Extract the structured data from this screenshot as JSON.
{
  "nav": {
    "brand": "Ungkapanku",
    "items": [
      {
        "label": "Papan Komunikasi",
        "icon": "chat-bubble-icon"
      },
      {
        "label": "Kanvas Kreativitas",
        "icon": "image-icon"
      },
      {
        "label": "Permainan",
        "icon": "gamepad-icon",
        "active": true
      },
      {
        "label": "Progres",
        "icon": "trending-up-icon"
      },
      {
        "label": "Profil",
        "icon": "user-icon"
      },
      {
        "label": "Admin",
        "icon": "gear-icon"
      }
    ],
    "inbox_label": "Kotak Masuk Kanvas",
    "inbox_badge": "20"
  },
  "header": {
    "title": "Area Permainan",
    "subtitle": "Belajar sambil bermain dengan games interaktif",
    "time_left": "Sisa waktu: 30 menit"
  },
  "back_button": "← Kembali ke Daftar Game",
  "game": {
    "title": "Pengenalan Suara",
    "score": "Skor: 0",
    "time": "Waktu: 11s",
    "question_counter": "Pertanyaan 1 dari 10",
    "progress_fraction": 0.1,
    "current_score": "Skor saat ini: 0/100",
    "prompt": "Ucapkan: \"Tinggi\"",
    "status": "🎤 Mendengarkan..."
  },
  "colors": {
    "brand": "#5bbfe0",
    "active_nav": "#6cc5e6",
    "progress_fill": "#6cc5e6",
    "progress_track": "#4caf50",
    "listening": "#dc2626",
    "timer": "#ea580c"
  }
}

____

SET PROBLEM => Repeat the whole listing exactly, keeping every line intact.

TASK SOLUTION =>
Extract the structured data from this screenshot as JSON.
{
  "nav": {
    "brand": "Ungkapanku",
    "items": [
      {
        "label": "Papan Komunikasi",
        "icon": "chat-bubble-icon"
      },
      {
        "label": "Kanvas Kreativitas",
        "icon": "image-icon"
      },
      {
        "label": "Permainan",
        "icon": "gamepad-icon",
        "active": true
      },
      {
        "label": "Progres",
        "icon": "trending-up-icon"
      },
      {
        "label": "Profil",
        "icon": "user-icon"
      },
      {
        "label": "Admin",
        "icon": "gear-icon"
      }
    ],
    "inbox_label": "Kotak Masuk Kanvas",
    "inbox_badge": "20"
  },
  "header": {
    "title": "Area Permainan",
    "subtitle": "Belajar sambil bermain dengan games interaktif",
    "time_left": "Sisa waktu: 30 menit"
  },
  "back_button": "← Kembali ke Daftar Game",
  "game": {
    "title": "Pengenalan Suara",
    "score": "Skor: 0",
    "time": "Waktu: 11s",
    "question_counter": "Pertanyaan 1 dari 10",
    "progress_fraction": 0.1,
    "current_score": "Skor saat ini: 0/100",
    "prompt": "Ucapkan: \"Tinggi\"",
    "status": "🎤 Mendengarkan..."
  },
  "colors": {
    "brand": "#5bbfe0",
    "active_nav": "#6cc5e6",
    "progress_fill": "#6cc5e6",
    "progress_track": "#4caf50",
    "listening": "#dc2626",
    "timer": "#ea580c"
  }
}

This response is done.